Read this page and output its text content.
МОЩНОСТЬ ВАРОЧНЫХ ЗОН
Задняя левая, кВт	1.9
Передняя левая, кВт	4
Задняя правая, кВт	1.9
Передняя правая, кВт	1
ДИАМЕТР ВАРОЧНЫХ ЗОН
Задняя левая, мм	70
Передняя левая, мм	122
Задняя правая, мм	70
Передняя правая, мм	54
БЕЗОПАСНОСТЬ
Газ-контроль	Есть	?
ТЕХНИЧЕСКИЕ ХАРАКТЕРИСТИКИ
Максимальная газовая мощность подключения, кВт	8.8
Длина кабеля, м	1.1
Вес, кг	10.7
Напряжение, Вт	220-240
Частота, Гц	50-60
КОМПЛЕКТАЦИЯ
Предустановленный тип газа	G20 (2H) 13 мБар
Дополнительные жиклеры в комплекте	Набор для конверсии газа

========================

OBJECTIVE: Report each line in the preceding entries that holds the string "правая".

ANSWER TO THIS TASK:
Задняя правая, кВт	1.9
Передняя правая, кВт	1
Задняя правая, мм	70
Передняя правая, мм	54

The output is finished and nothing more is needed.